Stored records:
☆ ☆ ☆ ☆ ☆ ☆ ☆
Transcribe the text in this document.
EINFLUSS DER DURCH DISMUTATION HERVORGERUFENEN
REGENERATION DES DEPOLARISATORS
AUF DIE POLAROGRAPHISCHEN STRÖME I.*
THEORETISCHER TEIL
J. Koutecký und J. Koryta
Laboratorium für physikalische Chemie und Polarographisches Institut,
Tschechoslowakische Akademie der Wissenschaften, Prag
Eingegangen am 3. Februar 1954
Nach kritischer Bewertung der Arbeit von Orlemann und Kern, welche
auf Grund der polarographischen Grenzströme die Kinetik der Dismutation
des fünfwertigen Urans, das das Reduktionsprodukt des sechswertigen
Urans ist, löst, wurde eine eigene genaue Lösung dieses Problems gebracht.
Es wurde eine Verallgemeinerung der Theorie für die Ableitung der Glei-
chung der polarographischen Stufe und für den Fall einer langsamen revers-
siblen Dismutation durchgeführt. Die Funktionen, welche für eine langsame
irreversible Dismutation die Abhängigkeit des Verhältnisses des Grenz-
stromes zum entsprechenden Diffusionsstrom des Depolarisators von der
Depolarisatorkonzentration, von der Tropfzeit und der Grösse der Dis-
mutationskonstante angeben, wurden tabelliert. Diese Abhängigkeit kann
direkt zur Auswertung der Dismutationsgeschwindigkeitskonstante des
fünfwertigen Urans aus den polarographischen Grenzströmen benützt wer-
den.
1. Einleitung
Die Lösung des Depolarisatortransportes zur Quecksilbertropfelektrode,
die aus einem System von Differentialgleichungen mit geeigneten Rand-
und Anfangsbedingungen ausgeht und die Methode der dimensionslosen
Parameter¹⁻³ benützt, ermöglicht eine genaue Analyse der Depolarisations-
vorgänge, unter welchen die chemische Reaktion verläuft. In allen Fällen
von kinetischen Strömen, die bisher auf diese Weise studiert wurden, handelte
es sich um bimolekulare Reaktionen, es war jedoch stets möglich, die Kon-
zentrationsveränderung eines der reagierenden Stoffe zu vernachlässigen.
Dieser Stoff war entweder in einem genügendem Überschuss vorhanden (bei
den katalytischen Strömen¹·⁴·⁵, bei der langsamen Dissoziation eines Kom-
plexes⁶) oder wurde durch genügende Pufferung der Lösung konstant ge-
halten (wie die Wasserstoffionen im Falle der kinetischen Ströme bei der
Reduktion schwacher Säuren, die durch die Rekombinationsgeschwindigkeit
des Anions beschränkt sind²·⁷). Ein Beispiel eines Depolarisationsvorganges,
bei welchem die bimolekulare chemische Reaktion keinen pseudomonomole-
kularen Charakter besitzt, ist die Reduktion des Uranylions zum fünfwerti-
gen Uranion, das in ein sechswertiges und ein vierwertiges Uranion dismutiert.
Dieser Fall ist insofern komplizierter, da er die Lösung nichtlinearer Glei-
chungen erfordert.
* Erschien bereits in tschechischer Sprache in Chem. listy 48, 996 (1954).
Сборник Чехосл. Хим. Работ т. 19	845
☆ ☆ ☆ ☆ ☆ ☆ ☆
» **REQUIRED WORK**
Pull every line containing the word "Abhängigkeit" out of the entries above.

» **RESPONSE TO THIS TASK**
irreversible Dismutation die Abhängigkeit des Verhältnisses des Grenz-
mutationskonstante angeben, wurden tabelliert. Diese Abhängigkeit kann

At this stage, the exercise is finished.